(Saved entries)
────────────────────────────────────────
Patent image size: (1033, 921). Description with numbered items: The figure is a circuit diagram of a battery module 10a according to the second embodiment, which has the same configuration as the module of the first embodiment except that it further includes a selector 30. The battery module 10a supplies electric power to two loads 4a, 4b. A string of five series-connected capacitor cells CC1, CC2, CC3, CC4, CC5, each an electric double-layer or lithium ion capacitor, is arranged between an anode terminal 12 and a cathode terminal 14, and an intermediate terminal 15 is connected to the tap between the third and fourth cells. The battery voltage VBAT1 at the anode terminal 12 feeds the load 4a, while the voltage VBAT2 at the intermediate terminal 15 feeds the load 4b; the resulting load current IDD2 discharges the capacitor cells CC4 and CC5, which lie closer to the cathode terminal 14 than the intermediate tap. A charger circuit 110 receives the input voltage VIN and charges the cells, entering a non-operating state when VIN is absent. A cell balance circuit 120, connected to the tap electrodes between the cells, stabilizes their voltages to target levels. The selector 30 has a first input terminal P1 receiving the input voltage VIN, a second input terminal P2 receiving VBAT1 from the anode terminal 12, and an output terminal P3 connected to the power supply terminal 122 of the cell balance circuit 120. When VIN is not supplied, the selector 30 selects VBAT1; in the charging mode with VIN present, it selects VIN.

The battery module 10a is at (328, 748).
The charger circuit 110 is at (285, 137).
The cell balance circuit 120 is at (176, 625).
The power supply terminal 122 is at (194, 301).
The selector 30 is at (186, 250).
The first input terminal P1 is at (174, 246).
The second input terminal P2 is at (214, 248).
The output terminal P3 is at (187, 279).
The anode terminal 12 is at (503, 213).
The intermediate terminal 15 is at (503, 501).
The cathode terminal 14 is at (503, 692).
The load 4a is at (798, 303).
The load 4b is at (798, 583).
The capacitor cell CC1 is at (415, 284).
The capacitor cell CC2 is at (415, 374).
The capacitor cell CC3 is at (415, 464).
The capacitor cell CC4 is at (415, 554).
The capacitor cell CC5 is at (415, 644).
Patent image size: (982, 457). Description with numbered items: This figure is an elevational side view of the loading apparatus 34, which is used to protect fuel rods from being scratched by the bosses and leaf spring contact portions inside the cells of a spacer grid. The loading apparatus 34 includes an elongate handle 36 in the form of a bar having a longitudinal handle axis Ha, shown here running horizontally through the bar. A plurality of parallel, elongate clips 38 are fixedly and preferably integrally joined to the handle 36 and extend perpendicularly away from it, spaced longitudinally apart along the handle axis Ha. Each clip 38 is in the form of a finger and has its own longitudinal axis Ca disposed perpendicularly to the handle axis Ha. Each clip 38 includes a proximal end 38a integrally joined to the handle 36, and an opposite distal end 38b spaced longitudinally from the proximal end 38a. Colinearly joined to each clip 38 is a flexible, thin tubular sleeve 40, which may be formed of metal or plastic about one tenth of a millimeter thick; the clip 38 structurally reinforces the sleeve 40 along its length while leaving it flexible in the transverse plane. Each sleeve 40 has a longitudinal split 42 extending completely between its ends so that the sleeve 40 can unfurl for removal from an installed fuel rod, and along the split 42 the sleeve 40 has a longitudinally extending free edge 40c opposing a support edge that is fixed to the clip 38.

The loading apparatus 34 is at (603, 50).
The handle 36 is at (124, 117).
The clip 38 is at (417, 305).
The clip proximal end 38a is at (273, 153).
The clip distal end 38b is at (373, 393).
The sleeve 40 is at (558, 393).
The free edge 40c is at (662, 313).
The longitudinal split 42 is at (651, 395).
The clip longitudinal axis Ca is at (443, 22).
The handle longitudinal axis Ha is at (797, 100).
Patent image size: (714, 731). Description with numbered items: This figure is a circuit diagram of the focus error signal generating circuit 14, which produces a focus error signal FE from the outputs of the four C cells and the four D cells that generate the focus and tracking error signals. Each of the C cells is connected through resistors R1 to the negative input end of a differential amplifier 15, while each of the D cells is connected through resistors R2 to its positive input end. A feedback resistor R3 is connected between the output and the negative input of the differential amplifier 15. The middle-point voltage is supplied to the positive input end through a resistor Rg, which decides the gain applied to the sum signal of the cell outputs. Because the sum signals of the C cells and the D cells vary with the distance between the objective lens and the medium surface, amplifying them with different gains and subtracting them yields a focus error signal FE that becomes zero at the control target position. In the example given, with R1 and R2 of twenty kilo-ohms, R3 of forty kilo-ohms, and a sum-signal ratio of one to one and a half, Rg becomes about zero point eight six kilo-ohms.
────────────────────────────────────────
Would you please give all of the entries above once more, exactly as they are?

== TASK RESPONSE ==
Patent image size: (1033, 921). Description with numbered items: The figure is a circuit diagram of a battery module 10a according to the second embodiment, which has the same configuration as the module of the first embodiment except that it further includes a selector 30. The battery module 10a supplies electric power to two loads 4a, 4b. A string of five series-connected capacitor cells CC1, CC2, CC3, CC4, CC5, each an electric double-layer or lithium ion capacitor, is arranged between an anode terminal 12 and a cathode terminal 14, and an intermediate terminal 15 is connected to the tap between the third and fourth cells. The battery voltage VBAT1 at the anode terminal 12 feeds the load 4a, while the voltage VBAT2 at the intermediate terminal 15 feeds the load 4b; the resulting load current IDD2 discharges the capacitor cells CC4 and CC5, which lie closer to the cathode terminal 14 than the intermediate tap. A charger circuit 110 receives the input voltage VIN and charges the cells, entering a non-operating state when VIN is absent. A cell balance circuit 120, connected to the tap electrodes between the cells, stabilizes their voltages to target levels. The selector 30 has a first input terminal P1 receiving the input voltage VIN, a second input terminal P2 receiving VBAT1 from the anode terminal 12, and an output terminal P3 connected to the power supply terminal 122 of the cell balance circuit 120. When VIN is not supplied, the selector 30 selects VBAT1; in the charging mode with VIN present, it selects VIN.

The battery module 10a is at (328, 748).
The charger circuit 110 is at (285, 137).
The cell balance circuit 120 is at (176, 625).
The power supply terminal 122 is at (194, 301).
The selector 30 is at (186, 250).
The first input terminal P1 is at (174, 246).
The second input terminal P2 is at (214, 248).
The output terminal P3 is at (187, 279).
The anode terminal 12 is at (503, 213).
The intermediate terminal 15 is at (503, 501).
The cathode terminal 14 is at (503, 692).
The load 4a is at (798, 303).
The load 4b is at (798, 583).
The capacitor cell CC1 is at (415, 284).
The capacitor cell CC2 is at (415, 374).
The capacitor cell CC3 is at (415, 464).
The capacitor cell CC4 is at (415, 554).
The capacitor cell CC5 is at (415, 644).
Patent image size: (982, 457). Description with numbered items: This figure is an elevational side view of the loading apparatus 34, which is used to protect fuel rods from being scratched by the bosses and leaf spring contact portions inside the cells of a spacer grid. The loading apparatus 34 includes an elongate handle 36 in the form of a bar having a longitudinal handle axis Ha, shown here running horizontally through the bar. A plurality of parallel, elongate clips 38 are fixedly and preferably integrally joined to the handle 36 and extend perpendicularly away from it, spaced longitudinally apart along the handle axis Ha. Each clip 38 is in the form of a finger and has its own longitudinal axis Ca disposed perpendicularly to the handle axis Ha. Each clip 38 includes a proximal end 38a integrally joined to the handle 36, and an opposite distal end 38b spaced longitudinally from the proximal end 38a. Colinearly joined to each clip 38 is a flexible, thin tubular sleeve 40, which may be formed of metal or plastic about one tenth of a millimeter thick; the clip 38 structurally reinforces the sleeve 40 along its length while leaving it flexible in the transverse plane. Each sleeve 40 has a longitudinal split 42 extending completely between its ends so that the sleeve 40 can unfurl for removal from an installed fuel rod, and along the split 42 the sleeve 40 has a longitudinally extending free edge 40c opposing a support edge that is fixed to the clip 38.

The loading apparatus 34 is at (603, 50).
The handle 36 is at (124, 117).
The clip 38 is at (417, 305).
The clip proximal end 38a is at (273, 153).
The clip distal end 38b is at (373, 393).
The sleeve 40 is at (558, 393).
The free edge 40c is at (662, 313).
The longitudinal split 42 is at (651, 395).
The clip longitudinal axis Ca is at (443, 22).
The handle longitudinal axis Ha is at (797, 100).
Patent image size: (714, 731). Description with numbered items: This figure is a circuit diagram of the focus error signal generating circuit 14, which produces a focus error signal FE from the outputs of the four C cells and the four D cells that generate the focus and tracking error signals. Each of the C cells is connected through resistors R1 to the negative input end of a differential amplifier 15, while each of the D cells is connected through resistors R2 to its positive input end. A feedback resistor R3 is connected between the output and the negative input of the differential amplifier 15. The middle-point voltage is supplied to the positive input end through a resistor Rg, which decides the gain applied to the sum signal of the cell outputs. Because the sum signals of the C cells and the D cells vary with the distance between the objective lens and the medium surface, amplifying them with different gains and subtracting them yields a focus error signal FE that becomes zero at the control target position. In the example given, with R1 and R2 of twenty kilo-ohms, R3 of forty kilo-ohms, and a sum-signal ratio of one to one and a half, Rg becomes about zero point eight six kilo-ohms.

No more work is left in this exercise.